→ Task objective:
The records that follow need to be output exactly as they are.

/---

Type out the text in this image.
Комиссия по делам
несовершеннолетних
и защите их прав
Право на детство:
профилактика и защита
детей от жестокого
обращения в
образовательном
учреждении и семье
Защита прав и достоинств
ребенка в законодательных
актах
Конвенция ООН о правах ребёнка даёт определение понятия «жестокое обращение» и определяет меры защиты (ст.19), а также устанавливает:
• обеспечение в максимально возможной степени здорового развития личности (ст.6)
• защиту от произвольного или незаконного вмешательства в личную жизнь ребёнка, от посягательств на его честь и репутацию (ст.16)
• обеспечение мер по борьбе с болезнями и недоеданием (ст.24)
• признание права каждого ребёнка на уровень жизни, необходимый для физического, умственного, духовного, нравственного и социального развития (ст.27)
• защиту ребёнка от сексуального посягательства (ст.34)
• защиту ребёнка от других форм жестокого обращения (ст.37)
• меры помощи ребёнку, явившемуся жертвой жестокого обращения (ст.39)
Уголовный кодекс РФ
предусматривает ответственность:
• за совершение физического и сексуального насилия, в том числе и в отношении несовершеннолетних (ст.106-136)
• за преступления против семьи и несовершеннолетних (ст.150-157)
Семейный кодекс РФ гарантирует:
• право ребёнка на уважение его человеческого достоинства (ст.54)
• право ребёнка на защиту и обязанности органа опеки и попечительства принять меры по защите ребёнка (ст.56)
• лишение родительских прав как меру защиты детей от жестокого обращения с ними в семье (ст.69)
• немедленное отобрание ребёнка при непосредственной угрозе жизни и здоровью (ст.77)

\---

→ Finished exercise:
Type out the text in this image.
Комиссия по делам
несовершеннолетних
и защите их прав
Право на детство:
профилактика и защита
детей от жестокого
обращения в
образовательном
учреждении и семье
Защита прав и достоинств
ребенка в законодательных
актах
Конвенция ООН о правах ребёнка даёт определение понятия «жестокое обращение» и определяет меры защиты (ст.19), а также устанавливает:
• обеспечение в максимально возможной степени здорового развития личности (ст.6)
• защиту от произвольного или незаконного вмешательства в личную жизнь ребёнка, от посягательств на его честь и репутацию (ст.16)
• обеспечение мер по борьбе с болезнями и недоеданием (ст.24)
• признание права каждого ребёнка на уровень жизни, необходимый для физического, умственного, духовного, нравственного и социального развития (ст.27)
• защиту ребёнка от сексуального посягательства (ст.34)
• защиту ребёнка от других форм жестокого обращения (ст.37)
• меры помощи ребёнку, явившемуся жертвой жестокого обращения (ст.39)
Уголовный кодекс РФ
предусматривает ответственность:
• за совершение физического и сексуального насилия, в том числе и в отношении несовершеннолетних (ст.106-136)
• за преступления против семьи и несовершеннолетних (ст.150-157)
Семейный кодекс РФ гарантирует:
• право ребёнка на уважение его человеческого достоинства (ст.54)
• право ребёнка на защиту и обязанности органа опеки и попечительства принять меры по защите ребёнка (ст.56)
• лишение родительских прав как меру защиты детей от жестокого обращения с ними в семье (ст.69)
• немедленное отобрание ребёнка при непосредственной угрозе жизни и здоровью (ст.77)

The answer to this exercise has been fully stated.